#### Objective:
Copy out the entries below precisely; nothing is to be omitted.

>>

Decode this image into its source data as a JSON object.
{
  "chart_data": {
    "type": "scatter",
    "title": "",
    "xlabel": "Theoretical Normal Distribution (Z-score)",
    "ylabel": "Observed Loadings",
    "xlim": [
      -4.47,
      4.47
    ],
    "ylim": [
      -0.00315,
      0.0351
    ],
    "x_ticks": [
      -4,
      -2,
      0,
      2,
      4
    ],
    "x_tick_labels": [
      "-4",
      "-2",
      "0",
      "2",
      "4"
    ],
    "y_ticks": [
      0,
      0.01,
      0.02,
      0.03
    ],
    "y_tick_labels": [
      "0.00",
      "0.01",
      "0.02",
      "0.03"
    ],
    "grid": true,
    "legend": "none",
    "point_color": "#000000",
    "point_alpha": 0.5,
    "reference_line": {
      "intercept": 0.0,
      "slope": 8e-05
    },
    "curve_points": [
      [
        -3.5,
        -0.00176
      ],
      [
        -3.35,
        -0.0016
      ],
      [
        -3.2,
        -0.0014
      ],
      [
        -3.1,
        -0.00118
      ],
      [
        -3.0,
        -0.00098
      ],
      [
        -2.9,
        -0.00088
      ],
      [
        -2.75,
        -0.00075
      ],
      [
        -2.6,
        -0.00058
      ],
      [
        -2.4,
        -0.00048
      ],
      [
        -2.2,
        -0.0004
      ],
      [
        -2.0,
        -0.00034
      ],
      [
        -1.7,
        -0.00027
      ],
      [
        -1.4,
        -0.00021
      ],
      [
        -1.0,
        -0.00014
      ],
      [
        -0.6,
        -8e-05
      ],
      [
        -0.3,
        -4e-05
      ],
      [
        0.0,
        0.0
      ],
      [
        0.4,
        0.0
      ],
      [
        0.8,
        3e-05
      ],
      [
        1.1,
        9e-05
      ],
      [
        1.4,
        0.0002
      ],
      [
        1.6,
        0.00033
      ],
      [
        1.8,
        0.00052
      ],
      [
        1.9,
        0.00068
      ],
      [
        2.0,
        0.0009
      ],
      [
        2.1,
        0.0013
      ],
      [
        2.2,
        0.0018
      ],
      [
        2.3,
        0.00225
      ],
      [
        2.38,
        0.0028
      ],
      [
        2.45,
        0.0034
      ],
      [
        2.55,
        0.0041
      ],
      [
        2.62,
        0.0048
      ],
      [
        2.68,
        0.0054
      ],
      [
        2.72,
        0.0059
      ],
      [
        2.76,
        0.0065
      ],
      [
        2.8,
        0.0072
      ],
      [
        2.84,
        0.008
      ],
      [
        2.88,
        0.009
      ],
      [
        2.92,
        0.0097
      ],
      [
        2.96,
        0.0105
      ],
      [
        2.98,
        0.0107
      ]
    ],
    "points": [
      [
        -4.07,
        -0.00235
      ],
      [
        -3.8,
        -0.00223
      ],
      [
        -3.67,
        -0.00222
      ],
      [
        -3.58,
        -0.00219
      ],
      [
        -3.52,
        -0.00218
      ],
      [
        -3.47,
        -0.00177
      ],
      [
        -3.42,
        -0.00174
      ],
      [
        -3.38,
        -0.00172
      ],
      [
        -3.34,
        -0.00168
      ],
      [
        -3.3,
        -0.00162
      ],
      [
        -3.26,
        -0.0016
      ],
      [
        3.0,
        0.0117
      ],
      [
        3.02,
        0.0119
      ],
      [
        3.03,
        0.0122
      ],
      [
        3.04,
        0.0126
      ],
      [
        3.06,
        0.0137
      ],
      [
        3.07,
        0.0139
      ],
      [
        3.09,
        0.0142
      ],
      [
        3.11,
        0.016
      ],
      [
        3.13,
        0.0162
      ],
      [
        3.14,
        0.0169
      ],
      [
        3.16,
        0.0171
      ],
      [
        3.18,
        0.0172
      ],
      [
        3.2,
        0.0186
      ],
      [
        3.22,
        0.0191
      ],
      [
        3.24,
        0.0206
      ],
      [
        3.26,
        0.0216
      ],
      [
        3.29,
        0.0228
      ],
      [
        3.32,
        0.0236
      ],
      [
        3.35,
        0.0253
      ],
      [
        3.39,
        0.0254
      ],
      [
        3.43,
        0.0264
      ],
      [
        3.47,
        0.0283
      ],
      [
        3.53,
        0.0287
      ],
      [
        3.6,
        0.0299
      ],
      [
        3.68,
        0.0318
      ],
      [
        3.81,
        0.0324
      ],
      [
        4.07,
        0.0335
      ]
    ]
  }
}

<<

#### Final result:
Decode this image into its source data as a JSON object.
{
  "chart_data": {
    "type": "scatter",
    "title": "",
    "xlabel": "Theoretical Normal Distribution (Z-score)",
    "ylabel": "Observed Loadings",
    "xlim": [
      -4.47,
      4.47
    ],
    "ylim": [
      -0.00315,
      0.0351
    ],
    "x_ticks": [
      -4,
      -2,
      0,
      2,
      4
    ],
    "x_tick_labels": [
      "-4",
      "-2",
      "0",
      "2",
      "4"
    ],
    "y_ticks": [
      0,
      0.01,
      0.02,
      0.03
    ],
    "y_tick_labels": [
      "0.00",
      "0.01",
      "0.02",
      "0.03"
    ],
    "grid": true,
    "legend": "none",
    "point_color": "#000000",
    "point_alpha": 0.5,
    "reference_line": {
      "intercept": 0.0,
      "slope": 8e-05
    },
    "curve_points": [
      [
        -3.5,
        -0.00176
      ],
      [
        -3.35,
        -0.0016
      ],
      [
        -3.2,
        -0.0014
      ],
      [
        -3.1,
        -0.00118
      ],
      [
        -3.0,
        -0.00098
      ],
      [
        -2.9,
        -0.00088
      ],
      [
        -2.75,
        -0.00075
      ],
      [
        -2.6,
        -0.00058
      ],
      [
        -2.4,
        -0.00048
      ],
      [
        -2.2,
        -0.0004
      ],
      [
        -2.0,
        -0.00034
      ],
      [
        -1.7,
        -0.00027
      ],
      [
        -1.4,
        -0.00021
      ],
      [
        -1.0,
        -0.00014
      ],
      [
        -0.6,
        -8e-05
      ],
      [
        -0.3,
        -4e-05
      ],
      [
        0.0,
        0.0
      ],
      [
        0.4,
        0.0
      ],
      [
        0.8,
        3e-05
      ],
      [
        1.1,
        9e-05
      ],
      [
        1.4,
        0.0002
      ],
      [
        1.6,
        0.00033
      ],
      [
        1.8,
        0.00052
      ],
      [
        1.9,
        0.00068
      ],
      [
        2.0,
        0.0009
      ],
      [
        2.1,
        0.0013
      ],
      [
        2.2,
        0.0018
      ],
      [
        2.3,
        0.00225
      ],
      [
        2.38,
        0.0028
      ],
      [
        2.45,
        0.0034
      ],
      [
        2.55,
        0.0041
      ],
      [
        2.62,
        0.0048
      ],
      [
        2.68,
        0.0054
      ],
      [
        2.72,
        0.0059
      ],
      [
        2.76,
        0.0065
      ],
      [
        2.8,
        0.0072
      ],
      [
        2.84,
        0.008
      ],
      [
        2.88,
        0.009
      ],
      [
        2.92,
        0.0097
      ],
      [
        2.96,
        0.0105
      ],
      [
        2.98,
        0.0107
      ]
    ],
    "points": [
      [
        -4.07,
        -0.00235
      ],
      [
        -3.8,
        -0.00223
      ],
      [
        -3.67,
        -0.00222
      ],
      [
        -3.58,
        -0.00219
      ],
      [
        -3.52,
        -0.00218
      ],
      [
        -3.47,
        -0.00177
      ],
      [
        -3.42,
        -0.00174
      ],
      [
        -3.38,
        -0.00172
      ],
      [
        -3.34,
        -0.00168
      ],
      [
        -3.3,
        -0.00162
      ],
      [
        -3.26,
        -0.0016
      ],
      [
        3.0,
        0.0117
      ],
      [
        3.02,
        0.0119
      ],
      [
        3.03,
        0.0122
      ],
      [
        3.04,
        0.0126
      ],
      [
        3.06,
        0.0137
      ],
      [
        3.07,
        0.0139
      ],
      [
        3.09,
        0.0142
      ],
      [
        3.11,
        0.016
      ],
      [
        3.13,
        0.0162
      ],
      [
        3.14,
        0.0169
      ],
      [
        3.16,
        0.0171
      ],
      [
        3.18,
        0.0172
      ],
      [
        3.2,
        0.0186
      ],
      [
        3.22,
        0.0191
      ],
      [
        3.24,
        0.0206
      ],
      [
        3.26,
        0.0216
      ],
      [
        3.29,
        0.0228
      ],
      [
        3.32,
        0.0236
      ],
      [
        3.35,
        0.0253
      ],
      [
        3.39,
        0.0254
      ],
      [
        3.43,
        0.0264
      ],
      [
        3.47,
        0.0283
      ],
      [
        3.53,
        0.0287
      ],
      [
        3.6,
        0.0299
      ],
      [
        3.68,
        0.0318
      ],
      [
        3.81,
        0.0324
      ],
      [
        4.07,
        0.0335
      ]
    ]
  }
}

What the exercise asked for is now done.